-- start of Record excerpts --
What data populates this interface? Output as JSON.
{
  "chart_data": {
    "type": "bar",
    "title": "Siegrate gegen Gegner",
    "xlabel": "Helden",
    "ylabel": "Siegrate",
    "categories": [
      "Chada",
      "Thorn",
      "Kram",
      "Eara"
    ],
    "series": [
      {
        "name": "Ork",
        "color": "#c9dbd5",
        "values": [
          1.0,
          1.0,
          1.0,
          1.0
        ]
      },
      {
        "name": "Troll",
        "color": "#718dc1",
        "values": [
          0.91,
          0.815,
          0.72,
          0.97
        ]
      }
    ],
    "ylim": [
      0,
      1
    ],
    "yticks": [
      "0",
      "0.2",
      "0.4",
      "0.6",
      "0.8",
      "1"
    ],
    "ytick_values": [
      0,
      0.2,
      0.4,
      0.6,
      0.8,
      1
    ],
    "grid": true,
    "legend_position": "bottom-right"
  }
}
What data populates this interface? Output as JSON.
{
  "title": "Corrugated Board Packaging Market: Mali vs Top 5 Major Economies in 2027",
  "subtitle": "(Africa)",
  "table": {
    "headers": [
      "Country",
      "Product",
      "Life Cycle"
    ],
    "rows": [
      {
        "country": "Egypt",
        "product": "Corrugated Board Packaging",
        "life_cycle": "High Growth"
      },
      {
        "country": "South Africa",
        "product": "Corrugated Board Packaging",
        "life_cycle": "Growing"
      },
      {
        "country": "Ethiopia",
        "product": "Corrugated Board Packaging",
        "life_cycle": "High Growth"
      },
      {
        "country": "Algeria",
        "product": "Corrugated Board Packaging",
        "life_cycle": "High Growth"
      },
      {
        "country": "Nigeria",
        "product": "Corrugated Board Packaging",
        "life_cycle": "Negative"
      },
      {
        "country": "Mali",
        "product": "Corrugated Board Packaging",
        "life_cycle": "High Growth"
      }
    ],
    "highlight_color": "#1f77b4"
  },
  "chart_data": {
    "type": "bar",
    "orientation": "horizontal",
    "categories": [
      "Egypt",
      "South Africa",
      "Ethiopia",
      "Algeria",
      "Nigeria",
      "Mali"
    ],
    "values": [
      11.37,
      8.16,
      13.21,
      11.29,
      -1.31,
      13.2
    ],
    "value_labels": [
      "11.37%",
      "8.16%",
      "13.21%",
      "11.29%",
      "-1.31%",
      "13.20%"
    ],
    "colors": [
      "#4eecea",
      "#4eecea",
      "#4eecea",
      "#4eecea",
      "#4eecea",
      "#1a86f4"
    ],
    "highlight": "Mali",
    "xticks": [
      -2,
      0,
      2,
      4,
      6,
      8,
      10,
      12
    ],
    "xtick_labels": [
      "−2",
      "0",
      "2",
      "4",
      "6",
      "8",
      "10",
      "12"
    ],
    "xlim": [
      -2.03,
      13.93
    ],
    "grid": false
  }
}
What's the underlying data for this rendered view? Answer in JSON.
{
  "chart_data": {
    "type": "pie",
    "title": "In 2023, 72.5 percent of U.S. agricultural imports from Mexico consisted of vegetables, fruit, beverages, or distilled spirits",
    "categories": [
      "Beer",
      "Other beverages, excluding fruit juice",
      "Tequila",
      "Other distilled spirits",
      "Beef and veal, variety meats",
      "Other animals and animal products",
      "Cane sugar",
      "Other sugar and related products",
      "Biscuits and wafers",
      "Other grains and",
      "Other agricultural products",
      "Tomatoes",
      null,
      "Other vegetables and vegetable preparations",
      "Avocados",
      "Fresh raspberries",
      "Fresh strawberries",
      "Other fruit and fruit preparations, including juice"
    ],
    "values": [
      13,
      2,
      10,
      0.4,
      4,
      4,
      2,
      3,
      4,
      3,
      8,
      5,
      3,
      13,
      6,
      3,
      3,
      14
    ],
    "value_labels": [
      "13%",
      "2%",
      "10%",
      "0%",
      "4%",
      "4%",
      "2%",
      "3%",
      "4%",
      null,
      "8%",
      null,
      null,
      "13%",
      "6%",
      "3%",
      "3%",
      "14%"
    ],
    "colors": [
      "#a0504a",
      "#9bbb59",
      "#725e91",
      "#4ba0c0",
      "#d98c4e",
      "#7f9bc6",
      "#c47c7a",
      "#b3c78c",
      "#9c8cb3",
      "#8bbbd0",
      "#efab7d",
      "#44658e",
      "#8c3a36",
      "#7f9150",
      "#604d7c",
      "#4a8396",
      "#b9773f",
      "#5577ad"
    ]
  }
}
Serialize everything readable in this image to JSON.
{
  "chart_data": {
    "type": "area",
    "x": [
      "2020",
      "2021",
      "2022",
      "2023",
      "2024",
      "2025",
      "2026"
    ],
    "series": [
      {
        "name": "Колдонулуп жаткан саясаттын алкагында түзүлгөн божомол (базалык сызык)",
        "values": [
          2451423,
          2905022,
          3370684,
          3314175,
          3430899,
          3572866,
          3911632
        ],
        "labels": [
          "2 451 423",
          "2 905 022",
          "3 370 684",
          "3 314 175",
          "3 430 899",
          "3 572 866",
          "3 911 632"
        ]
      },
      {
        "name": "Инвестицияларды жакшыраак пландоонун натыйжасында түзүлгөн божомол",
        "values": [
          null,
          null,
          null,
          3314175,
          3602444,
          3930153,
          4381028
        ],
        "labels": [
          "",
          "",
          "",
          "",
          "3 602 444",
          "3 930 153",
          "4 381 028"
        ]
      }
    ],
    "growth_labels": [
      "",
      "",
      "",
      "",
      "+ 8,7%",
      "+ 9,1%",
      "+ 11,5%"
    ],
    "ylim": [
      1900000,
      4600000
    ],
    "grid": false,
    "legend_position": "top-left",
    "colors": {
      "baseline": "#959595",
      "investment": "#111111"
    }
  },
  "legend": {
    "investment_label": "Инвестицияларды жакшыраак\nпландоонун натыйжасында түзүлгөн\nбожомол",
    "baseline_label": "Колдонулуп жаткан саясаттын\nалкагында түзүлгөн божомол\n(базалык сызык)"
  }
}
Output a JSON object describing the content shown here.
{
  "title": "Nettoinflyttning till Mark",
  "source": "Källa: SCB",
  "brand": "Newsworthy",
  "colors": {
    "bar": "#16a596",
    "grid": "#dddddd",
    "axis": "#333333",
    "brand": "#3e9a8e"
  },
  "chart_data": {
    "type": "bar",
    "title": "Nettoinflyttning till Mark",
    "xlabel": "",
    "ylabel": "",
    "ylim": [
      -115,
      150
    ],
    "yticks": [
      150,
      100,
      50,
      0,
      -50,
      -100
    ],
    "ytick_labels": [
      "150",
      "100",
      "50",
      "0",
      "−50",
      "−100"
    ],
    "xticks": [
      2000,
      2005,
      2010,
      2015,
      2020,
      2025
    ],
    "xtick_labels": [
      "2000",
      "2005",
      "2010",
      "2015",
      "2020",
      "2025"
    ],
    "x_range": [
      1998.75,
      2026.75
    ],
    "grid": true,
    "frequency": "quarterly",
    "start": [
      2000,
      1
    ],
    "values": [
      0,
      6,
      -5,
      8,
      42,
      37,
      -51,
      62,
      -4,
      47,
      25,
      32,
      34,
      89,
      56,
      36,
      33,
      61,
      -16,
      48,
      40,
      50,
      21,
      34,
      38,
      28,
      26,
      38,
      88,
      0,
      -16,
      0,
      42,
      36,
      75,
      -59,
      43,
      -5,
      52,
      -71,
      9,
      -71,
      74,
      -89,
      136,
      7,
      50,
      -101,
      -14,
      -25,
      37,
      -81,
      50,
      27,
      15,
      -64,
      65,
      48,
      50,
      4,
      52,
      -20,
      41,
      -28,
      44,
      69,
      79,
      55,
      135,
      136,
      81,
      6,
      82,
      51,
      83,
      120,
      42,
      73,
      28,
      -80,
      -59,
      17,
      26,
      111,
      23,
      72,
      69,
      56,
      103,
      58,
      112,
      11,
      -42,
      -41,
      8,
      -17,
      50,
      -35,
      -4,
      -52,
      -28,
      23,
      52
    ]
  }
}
-- end of Record excerpts --
* _Problem description_: Within the listing above, work out how many lines contain the string "beverages", and reply with that number only.

* _Exercise output_: 2